* What to do *
Check each line of the entries below for the string "为天下式"; copy every line where it appears.

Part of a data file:
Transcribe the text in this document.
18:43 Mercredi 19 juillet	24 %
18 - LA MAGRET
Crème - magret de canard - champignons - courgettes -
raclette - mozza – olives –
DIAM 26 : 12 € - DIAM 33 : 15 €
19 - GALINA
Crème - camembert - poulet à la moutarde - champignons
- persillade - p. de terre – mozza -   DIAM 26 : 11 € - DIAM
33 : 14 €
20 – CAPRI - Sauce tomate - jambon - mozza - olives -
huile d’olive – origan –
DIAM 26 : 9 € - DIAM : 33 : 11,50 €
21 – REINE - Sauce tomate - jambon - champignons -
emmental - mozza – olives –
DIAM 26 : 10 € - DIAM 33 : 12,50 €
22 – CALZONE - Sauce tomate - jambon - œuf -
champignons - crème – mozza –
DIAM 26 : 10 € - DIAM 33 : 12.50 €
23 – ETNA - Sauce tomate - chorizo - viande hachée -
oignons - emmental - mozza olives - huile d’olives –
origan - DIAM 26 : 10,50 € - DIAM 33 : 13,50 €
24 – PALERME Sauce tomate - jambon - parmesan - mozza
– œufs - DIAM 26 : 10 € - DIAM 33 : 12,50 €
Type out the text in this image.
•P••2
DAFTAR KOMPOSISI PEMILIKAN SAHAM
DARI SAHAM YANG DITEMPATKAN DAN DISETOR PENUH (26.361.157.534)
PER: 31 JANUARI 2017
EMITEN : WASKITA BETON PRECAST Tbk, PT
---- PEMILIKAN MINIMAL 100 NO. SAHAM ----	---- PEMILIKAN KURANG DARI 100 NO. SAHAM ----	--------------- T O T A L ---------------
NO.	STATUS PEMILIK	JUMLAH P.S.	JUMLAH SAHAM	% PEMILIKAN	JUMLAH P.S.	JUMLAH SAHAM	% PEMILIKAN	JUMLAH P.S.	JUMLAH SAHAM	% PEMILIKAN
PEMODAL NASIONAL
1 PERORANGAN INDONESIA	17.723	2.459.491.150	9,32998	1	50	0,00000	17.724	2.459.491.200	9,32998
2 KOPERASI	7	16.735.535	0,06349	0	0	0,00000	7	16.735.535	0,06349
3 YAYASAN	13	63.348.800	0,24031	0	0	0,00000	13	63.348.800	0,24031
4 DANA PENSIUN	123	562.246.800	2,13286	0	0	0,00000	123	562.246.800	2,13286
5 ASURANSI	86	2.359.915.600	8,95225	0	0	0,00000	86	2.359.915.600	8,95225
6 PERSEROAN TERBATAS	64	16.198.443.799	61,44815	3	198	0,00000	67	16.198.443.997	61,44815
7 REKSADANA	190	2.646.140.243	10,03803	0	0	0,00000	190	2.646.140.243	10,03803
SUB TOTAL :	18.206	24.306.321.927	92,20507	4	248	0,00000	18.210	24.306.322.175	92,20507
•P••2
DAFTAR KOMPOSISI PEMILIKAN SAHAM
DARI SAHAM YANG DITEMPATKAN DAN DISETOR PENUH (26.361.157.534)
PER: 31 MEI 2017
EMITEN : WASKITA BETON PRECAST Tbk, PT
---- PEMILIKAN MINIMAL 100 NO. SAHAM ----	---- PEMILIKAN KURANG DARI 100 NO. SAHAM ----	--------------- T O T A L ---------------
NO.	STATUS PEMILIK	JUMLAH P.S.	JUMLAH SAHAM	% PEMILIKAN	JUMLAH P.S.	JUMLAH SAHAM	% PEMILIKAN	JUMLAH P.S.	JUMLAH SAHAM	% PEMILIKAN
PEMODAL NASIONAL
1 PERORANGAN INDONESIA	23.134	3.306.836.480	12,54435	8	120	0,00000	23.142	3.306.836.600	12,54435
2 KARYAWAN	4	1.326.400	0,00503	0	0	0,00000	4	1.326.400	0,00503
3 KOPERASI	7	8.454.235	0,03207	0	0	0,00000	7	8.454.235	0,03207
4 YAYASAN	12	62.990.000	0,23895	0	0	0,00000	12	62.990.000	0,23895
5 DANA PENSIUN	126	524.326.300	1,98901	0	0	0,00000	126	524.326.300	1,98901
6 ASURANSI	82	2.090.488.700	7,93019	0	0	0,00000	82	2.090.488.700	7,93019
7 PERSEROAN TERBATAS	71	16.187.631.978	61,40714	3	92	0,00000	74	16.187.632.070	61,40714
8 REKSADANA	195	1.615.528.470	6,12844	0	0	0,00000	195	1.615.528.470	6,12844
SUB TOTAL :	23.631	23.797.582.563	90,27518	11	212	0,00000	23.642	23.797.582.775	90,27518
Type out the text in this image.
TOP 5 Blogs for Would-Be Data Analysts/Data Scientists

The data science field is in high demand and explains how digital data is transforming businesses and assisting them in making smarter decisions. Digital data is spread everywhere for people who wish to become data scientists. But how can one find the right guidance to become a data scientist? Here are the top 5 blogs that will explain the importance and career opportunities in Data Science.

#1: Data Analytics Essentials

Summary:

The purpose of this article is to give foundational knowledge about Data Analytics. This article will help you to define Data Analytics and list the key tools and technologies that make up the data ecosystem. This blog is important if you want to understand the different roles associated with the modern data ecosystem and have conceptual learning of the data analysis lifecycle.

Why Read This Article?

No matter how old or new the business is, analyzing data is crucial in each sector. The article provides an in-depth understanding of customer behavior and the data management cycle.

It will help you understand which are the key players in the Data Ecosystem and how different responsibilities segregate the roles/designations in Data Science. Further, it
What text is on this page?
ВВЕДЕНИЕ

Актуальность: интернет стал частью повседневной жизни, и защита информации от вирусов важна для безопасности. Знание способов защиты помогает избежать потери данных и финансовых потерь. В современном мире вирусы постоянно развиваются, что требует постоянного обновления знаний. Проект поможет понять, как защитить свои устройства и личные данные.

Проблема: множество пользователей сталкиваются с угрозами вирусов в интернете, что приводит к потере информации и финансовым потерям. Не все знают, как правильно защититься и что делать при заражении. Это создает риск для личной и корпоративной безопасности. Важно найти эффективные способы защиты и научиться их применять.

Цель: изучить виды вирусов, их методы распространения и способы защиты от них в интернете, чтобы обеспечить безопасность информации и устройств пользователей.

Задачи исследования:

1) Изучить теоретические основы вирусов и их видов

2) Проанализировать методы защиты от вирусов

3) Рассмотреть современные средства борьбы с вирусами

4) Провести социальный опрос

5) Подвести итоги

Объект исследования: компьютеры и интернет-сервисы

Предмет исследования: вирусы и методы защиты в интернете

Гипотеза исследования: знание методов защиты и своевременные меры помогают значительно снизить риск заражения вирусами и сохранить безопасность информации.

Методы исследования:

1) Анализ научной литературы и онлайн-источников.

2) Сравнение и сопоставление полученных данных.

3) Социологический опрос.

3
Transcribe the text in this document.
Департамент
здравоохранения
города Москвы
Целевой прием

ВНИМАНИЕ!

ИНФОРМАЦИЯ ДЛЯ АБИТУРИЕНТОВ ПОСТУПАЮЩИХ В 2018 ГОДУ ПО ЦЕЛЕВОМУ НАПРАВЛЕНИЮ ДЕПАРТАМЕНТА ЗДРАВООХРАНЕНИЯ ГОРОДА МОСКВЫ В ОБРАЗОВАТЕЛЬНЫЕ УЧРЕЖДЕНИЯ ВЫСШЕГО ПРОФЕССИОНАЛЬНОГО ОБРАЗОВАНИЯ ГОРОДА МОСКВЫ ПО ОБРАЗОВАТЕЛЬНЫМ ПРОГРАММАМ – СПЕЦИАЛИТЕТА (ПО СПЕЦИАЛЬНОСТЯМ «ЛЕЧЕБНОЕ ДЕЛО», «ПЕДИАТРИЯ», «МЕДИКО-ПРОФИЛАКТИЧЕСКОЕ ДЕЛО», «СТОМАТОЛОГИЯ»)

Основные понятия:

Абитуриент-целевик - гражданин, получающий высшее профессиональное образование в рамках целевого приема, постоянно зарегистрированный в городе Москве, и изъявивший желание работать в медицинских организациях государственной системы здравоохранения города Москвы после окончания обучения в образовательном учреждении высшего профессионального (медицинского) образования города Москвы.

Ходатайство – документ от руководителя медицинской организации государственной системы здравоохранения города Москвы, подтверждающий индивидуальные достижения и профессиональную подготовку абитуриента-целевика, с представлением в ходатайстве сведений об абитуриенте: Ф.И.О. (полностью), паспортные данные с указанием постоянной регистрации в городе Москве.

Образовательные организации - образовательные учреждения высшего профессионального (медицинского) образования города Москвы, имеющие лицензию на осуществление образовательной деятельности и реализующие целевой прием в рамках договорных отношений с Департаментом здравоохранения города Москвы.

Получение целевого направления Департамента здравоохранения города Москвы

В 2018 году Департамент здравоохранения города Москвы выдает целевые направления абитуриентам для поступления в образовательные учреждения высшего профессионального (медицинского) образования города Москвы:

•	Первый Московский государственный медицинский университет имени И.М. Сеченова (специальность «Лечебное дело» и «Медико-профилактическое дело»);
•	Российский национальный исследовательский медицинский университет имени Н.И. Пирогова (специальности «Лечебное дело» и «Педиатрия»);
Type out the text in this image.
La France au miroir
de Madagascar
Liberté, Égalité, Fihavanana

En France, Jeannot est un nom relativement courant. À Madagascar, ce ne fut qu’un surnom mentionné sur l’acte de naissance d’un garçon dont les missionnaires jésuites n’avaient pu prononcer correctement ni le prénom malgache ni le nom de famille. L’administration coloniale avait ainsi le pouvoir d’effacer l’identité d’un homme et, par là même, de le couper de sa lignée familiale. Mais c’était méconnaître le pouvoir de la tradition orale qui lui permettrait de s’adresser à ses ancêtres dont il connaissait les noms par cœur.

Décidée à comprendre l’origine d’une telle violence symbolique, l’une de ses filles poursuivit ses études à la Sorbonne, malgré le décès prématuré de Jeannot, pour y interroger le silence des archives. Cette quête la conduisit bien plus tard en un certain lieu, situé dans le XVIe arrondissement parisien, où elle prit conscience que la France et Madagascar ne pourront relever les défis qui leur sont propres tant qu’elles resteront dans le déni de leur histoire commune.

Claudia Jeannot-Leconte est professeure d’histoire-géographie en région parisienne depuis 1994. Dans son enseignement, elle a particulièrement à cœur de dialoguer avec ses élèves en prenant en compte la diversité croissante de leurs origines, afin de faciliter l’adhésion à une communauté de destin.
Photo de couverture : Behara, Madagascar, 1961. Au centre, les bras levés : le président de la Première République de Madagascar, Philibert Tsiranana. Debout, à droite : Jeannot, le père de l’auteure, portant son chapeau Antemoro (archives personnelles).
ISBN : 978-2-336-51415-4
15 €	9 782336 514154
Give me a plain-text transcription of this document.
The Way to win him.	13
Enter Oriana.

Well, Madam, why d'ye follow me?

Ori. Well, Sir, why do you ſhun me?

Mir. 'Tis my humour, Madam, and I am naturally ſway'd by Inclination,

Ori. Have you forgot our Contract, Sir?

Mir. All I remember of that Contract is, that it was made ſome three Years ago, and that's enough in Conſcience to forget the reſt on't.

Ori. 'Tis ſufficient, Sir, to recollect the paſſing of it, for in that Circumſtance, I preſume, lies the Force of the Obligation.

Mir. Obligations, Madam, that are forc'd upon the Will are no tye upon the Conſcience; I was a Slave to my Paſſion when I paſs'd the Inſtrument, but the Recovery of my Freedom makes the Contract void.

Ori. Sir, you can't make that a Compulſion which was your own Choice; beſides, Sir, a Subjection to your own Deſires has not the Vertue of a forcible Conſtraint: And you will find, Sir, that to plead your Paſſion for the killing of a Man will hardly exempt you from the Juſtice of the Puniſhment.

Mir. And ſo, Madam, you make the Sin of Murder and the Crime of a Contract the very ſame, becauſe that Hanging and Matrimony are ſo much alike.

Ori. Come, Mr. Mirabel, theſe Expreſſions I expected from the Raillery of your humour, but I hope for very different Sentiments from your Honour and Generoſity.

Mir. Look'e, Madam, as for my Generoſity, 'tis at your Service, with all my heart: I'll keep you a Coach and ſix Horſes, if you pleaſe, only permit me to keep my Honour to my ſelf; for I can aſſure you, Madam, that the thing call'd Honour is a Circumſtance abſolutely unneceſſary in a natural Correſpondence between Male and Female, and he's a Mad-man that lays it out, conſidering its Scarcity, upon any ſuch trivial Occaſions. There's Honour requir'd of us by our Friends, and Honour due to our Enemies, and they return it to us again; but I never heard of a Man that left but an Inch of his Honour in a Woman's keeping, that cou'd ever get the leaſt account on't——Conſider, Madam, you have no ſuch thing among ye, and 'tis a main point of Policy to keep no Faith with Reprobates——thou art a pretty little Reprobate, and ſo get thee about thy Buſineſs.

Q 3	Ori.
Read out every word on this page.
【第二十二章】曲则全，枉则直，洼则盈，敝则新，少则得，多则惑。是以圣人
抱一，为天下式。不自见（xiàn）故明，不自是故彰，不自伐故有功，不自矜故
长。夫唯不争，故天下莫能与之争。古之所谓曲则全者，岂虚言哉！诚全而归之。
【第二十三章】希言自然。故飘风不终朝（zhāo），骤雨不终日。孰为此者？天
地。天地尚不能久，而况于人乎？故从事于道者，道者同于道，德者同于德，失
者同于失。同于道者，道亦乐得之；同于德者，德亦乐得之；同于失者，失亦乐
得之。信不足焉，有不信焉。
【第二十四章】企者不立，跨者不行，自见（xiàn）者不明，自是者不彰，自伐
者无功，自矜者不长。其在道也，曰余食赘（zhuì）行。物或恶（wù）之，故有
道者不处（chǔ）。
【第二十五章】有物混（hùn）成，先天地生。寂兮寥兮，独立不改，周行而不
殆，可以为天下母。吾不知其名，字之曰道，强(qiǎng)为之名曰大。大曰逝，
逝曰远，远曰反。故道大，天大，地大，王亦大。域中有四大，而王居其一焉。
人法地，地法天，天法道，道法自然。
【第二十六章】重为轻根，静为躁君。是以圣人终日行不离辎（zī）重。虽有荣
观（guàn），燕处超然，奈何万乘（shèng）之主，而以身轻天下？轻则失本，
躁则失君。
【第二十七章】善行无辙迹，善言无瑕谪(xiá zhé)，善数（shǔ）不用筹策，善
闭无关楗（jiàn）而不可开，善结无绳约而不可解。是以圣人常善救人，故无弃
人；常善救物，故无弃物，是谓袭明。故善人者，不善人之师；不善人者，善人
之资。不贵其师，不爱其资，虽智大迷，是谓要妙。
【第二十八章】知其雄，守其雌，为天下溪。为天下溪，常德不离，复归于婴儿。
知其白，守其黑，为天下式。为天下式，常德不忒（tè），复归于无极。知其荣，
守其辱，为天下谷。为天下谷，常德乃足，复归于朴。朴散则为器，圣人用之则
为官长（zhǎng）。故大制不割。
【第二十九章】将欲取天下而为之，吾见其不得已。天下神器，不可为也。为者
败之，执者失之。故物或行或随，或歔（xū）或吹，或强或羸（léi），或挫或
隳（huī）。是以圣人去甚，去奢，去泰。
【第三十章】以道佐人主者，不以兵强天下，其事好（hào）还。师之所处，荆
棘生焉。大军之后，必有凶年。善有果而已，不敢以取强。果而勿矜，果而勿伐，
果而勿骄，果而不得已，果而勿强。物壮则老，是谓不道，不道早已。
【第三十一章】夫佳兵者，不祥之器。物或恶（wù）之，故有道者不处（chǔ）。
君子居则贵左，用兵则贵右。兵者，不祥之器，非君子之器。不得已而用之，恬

* Response to this task *
抱一，为天下式。不自见（xiàn）故明，不自是故彰，不自伐故有功，不自矜故
知其白，守其黑，为天下式。为天下式，常德不忒（tè），复归于无极。知其荣，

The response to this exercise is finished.